Dataset entries
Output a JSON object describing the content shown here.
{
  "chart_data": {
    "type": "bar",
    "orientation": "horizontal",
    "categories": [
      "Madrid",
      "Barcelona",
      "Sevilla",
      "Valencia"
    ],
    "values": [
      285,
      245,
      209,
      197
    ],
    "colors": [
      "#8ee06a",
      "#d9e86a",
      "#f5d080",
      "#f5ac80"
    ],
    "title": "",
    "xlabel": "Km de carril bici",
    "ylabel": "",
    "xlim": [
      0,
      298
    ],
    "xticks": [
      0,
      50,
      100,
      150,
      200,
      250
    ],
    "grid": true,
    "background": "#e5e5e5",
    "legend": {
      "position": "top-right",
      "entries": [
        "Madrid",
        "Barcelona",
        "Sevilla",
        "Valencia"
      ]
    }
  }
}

What the task asks
Your task is to repeat every line exactly.

Answer to the exercise
Output a JSON object describing the content shown here.
{
  "chart_data": {
    "type": "bar",
    "orientation": "horizontal",
    "categories": [
      "Madrid",
      "Barcelona",
      "Sevilla",
      "Valencia"
    ],
    "values": [
      285,
      245,
      209,
      197
    ],
    "colors": [
      "#8ee06a",
      "#d9e86a",
      "#f5d080",
      "#f5ac80"
    ],
    "title": "",
    "xlabel": "Km de carril bici",
    "ylabel": "",
    "xlim": [
      0,
      298
    ],
    "xticks": [
      0,
      50,
      100,
      150,
      200,
      250
    ],
    "grid": true,
    "background": "#e5e5e5",
    "legend": {
      "position": "top-right",
      "entries": [
        "Madrid",
        "Barcelona",
        "Sevilla",
        "Valencia"
      ]
    }
  }
}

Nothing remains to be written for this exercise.